** START Input **
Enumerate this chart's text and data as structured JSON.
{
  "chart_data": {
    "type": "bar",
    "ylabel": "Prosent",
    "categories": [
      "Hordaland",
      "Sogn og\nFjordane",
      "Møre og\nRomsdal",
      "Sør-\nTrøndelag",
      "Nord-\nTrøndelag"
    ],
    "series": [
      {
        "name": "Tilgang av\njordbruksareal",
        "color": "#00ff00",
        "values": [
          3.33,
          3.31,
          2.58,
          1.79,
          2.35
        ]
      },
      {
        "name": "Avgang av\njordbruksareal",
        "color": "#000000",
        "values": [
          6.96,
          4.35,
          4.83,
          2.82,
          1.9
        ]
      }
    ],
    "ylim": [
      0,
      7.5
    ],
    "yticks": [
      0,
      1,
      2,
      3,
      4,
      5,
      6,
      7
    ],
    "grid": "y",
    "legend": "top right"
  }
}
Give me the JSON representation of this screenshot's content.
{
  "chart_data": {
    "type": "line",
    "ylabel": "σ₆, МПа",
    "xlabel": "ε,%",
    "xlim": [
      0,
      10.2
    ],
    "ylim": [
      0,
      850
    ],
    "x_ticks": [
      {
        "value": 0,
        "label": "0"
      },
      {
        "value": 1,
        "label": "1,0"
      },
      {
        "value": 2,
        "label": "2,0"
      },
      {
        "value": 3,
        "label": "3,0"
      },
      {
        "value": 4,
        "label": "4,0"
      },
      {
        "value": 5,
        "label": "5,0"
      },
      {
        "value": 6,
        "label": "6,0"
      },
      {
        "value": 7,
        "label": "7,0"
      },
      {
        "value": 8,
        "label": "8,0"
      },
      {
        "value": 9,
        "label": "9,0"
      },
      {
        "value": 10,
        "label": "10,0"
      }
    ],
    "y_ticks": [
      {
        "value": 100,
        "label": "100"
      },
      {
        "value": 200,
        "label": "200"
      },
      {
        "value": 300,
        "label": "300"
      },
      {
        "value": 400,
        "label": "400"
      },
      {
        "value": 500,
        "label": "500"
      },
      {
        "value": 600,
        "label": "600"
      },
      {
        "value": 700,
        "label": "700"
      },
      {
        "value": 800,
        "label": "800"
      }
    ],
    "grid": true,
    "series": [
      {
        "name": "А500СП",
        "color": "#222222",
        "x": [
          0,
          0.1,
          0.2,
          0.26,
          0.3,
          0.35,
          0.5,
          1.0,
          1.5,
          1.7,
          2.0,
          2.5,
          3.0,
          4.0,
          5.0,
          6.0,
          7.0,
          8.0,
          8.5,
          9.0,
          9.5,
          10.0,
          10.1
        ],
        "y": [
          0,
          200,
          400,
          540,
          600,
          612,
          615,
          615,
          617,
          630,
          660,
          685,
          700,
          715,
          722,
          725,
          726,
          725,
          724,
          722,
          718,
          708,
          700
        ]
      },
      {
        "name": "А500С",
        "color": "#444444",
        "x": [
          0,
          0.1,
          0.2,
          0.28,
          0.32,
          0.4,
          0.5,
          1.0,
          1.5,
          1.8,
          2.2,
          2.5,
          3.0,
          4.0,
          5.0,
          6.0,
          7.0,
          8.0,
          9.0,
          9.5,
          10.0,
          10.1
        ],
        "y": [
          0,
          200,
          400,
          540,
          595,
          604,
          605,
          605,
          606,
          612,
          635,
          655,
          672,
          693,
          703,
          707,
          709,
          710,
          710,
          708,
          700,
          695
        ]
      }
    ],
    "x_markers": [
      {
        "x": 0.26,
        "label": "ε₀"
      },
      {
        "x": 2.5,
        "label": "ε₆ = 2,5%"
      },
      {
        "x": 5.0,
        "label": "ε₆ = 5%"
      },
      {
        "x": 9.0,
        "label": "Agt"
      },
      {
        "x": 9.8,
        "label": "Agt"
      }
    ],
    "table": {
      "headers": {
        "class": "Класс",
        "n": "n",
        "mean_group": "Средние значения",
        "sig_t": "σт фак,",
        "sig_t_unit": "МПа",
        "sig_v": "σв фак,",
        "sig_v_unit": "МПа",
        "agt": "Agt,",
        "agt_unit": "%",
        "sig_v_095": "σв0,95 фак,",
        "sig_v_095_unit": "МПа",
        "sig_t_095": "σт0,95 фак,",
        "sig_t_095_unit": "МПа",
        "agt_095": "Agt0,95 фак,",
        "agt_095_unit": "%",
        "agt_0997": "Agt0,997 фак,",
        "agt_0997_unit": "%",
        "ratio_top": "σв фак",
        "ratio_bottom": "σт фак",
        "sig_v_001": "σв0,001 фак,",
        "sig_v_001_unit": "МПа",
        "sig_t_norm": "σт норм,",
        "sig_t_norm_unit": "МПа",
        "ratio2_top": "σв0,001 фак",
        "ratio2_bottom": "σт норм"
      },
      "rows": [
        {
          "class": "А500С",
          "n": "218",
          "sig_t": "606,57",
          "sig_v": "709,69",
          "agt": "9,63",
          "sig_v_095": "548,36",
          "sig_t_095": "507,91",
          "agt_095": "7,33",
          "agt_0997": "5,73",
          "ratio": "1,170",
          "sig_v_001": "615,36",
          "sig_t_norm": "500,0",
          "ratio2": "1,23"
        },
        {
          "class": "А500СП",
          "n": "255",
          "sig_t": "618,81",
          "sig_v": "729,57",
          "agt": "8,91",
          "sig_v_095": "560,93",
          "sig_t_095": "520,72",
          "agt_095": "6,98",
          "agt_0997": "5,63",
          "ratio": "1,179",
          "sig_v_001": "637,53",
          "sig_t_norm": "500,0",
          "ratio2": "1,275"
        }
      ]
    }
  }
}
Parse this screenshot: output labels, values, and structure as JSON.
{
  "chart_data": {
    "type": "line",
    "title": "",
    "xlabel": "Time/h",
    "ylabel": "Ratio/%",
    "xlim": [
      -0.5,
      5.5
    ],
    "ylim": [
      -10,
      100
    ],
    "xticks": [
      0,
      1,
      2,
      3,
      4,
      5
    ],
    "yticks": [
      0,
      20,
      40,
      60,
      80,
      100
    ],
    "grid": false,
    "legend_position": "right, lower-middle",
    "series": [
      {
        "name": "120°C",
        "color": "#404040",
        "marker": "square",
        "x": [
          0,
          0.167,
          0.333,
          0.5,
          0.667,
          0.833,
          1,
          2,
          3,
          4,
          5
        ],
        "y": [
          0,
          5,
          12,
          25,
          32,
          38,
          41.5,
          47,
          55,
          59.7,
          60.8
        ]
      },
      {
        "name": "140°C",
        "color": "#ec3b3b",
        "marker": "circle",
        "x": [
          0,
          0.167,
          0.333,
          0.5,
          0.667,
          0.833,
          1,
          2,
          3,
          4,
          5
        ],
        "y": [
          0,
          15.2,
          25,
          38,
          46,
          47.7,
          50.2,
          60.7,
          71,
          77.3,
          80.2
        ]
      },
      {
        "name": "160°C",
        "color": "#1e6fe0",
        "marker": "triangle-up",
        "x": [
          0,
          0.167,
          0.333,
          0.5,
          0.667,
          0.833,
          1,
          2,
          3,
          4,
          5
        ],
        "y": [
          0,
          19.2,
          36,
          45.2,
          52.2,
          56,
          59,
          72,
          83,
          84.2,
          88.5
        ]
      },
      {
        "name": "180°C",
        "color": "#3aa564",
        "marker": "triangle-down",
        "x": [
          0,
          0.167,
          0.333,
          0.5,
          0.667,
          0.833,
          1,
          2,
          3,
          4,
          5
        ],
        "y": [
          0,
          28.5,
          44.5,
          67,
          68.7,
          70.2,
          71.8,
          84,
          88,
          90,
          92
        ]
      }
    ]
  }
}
** END Input **
Print the listing above in full, exactly as it is.

Enumerate this chart's text and data as structured JSON.
{
  "chart_data": {
    "type": "bar",
    "ylabel": "Prosent",
    "categories": [
      "Hordaland",
      "Sogn og\nFjordane",
      "Møre og\nRomsdal",
      "Sør-\nTrøndelag",
      "Nord-\nTrøndelag"
    ],
    "series": [
      {
        "name": "Tilgang av\njordbruksareal",
        "color": "#00ff00",
        "values": [
          3.33,
          3.31,
          2.58,
          1.79,
          2.35
        ]
      },
      {
        "name": "Avgang av\njordbruksareal",
        "color": "#000000",
        "values": [
          6.96,
          4.35,
          4.83,
          2.82,
          1.9
        ]
      }
    ],
    "ylim": [
      0,
      7.5
    ],
    "yticks": [
      0,
      1,
      2,
      3,
      4,
      5,
      6,
      7
    ],
    "grid": "y",
    "legend": "top right"
  }
}
Give me the JSON representation of this screenshot's content.
{
  "chart_data": {
    "type": "line",
    "ylabel": "σ₆, МПа",
    "xlabel": "ε,%",
    "xlim": [
      0,
      10.2
    ],
    "ylim": [
      0,
      850
    ],
    "x_ticks": [
      {
        "value": 0,
        "label": "0"
      },
      {
        "value": 1,
        "label": "1,0"
      },
      {
        "value": 2,
        "label": "2,0"
      },
      {
        "value": 3,
        "label": "3,0"
      },
      {
        "value": 4,
        "label": "4,0"
      },
      {
        "value": 5,
        "label": "5,0"
      },
      {
        "value": 6,
        "label": "6,0"
      },
      {
        "value": 7,
        "label": "7,0"
      },
      {
        "value": 8,
        "label": "8,0"
      },
      {
        "value": 9,
        "label": "9,0"
      },
      {
        "value": 10,
        "label": "10,0"
      }
    ],
    "y_ticks": [
      {
        "value": 100,
        "label": "100"
      },
      {
        "value": 200,
        "label": "200"
      },
      {
        "value": 300,
        "label": "300"
      },
      {
        "value": 400,
        "label": "400"
      },
      {
        "value": 500,
        "label": "500"
      },
      {
        "value": 600,
        "label": "600"
      },
      {
        "value": 700,
        "label": "700"
      },
      {
        "value": 800,
        "label": "800"
      }
    ],
    "grid": true,
    "series": [
      {
        "name": "А500СП",
        "color": "#222222",
        "x": [
          0,
          0.1,
          0.2,
          0.26,
          0.3,
          0.35,
          0.5,
          1.0,
          1.5,
          1.7,
          2.0,
          2.5,
          3.0,
          4.0,
          5.0,
          6.0,
          7.0,
          8.0,
          8.5,
          9.0,
          9.5,
          10.0,
          10.1
        ],
        "y": [
          0,
          200,
          400,
          540,
          600,
          612,
          615,
          615,
          617,
          630,
          660,
          685,
          700,
          715,
          722,
          725,
          726,
          725,
          724,
          722,
          718,
          708,
          700
        ]
      },
      {
        "name": "А500С",
        "color": "#444444",
        "x": [
          0,
          0.1,
          0.2,
          0.28,
          0.32,
          0.4,
          0.5,
          1.0,
          1.5,
          1.8,
          2.2,
          2.5,
          3.0,
          4.0,
          5.0,
          6.0,
          7.0,
          8.0,
          9.0,
          9.5,
          10.0,
          10.1
        ],
        "y": [
          0,
          200,
          400,
          540,
          595,
          604,
          605,
          605,
          606,
          612,
          635,
          655,
          672,
          693,
          703,
          707,
          709,
          710,
          710,
          708,
          700,
          695
        ]
      }
    ],
    "x_markers": [
      {
        "x": 0.26,
        "label": "ε₀"
      },
      {
        "x": 2.5,
        "label": "ε₆ = 2,5%"
      },
      {
        "x": 5.0,
        "label": "ε₆ = 5%"
      },
      {
        "x": 9.0,
        "label": "Agt"
      },
      {
        "x": 9.8,
        "label": "Agt"
      }
    ],
    "table": {
      "headers": {
        "class": "Класс",
        "n": "n",
        "mean_group": "Средние значения",
        "sig_t": "σт фак,",
        "sig_t_unit": "МПа",
        "sig_v": "σв фак,",
        "sig_v_unit": "МПа",
        "agt": "Agt,",
        "agt_unit": "%",
        "sig_v_095": "σв0,95 фак,",
        "sig_v_095_unit": "МПа",
        "sig_t_095": "σт0,95 фак,",
        "sig_t_095_unit": "МПа",
        "agt_095": "Agt0,95 фак,",
        "agt_095_unit": "%",
        "agt_0997": "Agt0,997 фак,",
        "agt_0997_unit": "%",
        "ratio_top": "σв фак",
        "ratio_bottom": "σт фак",
        "sig_v_001": "σв0,001 фак,",
        "sig_v_001_unit": "МПа",
        "sig_t_norm": "σт норм,",
        "sig_t_norm_unit": "МПа",
        "ratio2_top": "σв0,001 фак",
        "ratio2_bottom": "σт норм"
      },
      "rows": [
        {
          "class": "А500С",
          "n": "218",
          "sig_t": "606,57",
          "sig_v": "709,69",
          "agt": "9,63",
          "sig_v_095": "548,36",
          "sig_t_095": "507,91",
          "agt_095": "7,33",
          "agt_0997": "5,73",
          "ratio": "1,170",
          "sig_v_001": "615,36",
          "sig_t_norm": "500,0",
          "ratio2": "1,23"
        },
        {
          "class": "А500СП",
          "n": "255",
          "sig_t": "618,81",
          "sig_v": "729,57",
          "agt": "8,91",
          "sig_v_095": "560,93",
          "sig_t_095": "520,72",
          "agt_095": "6,98",
          "agt_0997": "5,63",
          "ratio": "1,179",
          "sig_v_001": "637,53",
          "sig_t_norm": "500,0",
          "ratio2": "1,275"
        }
      ]
    }
  }
}
Parse this screenshot: output labels, values, and structure as JSON.
{
  "chart_data": {
    "type": "line",
    "title": "",
    "xlabel": "Time/h",
    "ylabel": "Ratio/%",
    "xlim": [
      -0.5,
      5.5
    ],
    "ylim": [
      -10,
      100
    ],
    "xticks": [
      0,
      1,
      2,
      3,
      4,
      5
    ],
    "yticks": [
      0,
      20,
      40,
      60,
      80,
      100
    ],
    "grid": false,
    "legend_position": "right, lower-middle",
    "series": [
      {
        "name": "120°C",
        "color": "#404040",
        "marker": "square",
        "x": [
          0,
          0.167,
          0.333,
          0.5,
          0.667,
          0.833,
          1,
          2,
          3,
          4,
          5
        ],
        "y": [
          0,
          5,
          12,
          25,
          32,
          38,
          41.5,
          47,
          55,
          59.7,
          60.8
        ]
      },
      {
        "name": "140°C",
        "color": "#ec3b3b",
        "marker": "circle",
        "x": [
          0,
          0.167,
          0.333,
          0.5,
          0.667,
          0.833,
          1,
          2,
          3,
          4,
          5
        ],
        "y": [
          0,
          15.2,
          25,
          38,
          46,
          47.7,
          50.2,
          60.7,
          71,
          77.3,
          80.2
        ]
      },
      {
        "name": "160°C",
        "color": "#1e6fe0",
        "marker": "triangle-up",
        "x": [
          0,
          0.167,
          0.333,
          0.5,
          0.667,
          0.833,
          1,
          2,
          3,
          4,
          5
        ],
        "y": [
          0,
          19.2,
          36,
          45.2,
          52.2,
          56,
          59,
          72,
          83,
          84.2,
          88.5
        ]
      },
      {
        "name": "180°C",
        "color": "#3aa564",
        "marker": "triangle-down",
        "x": [
          0,
          0.167,
          0.333,
          0.5,
          0.667,
          0.833,
          1,
          2,
          3,
          4,
          5
        ],
        "y": [
          0,
          28.5,
          44.5,
          67,
          68.7,
          70.2,
          71.8,
          84,
          88,
          90,
          92
        ]
      }
    ]
  }
}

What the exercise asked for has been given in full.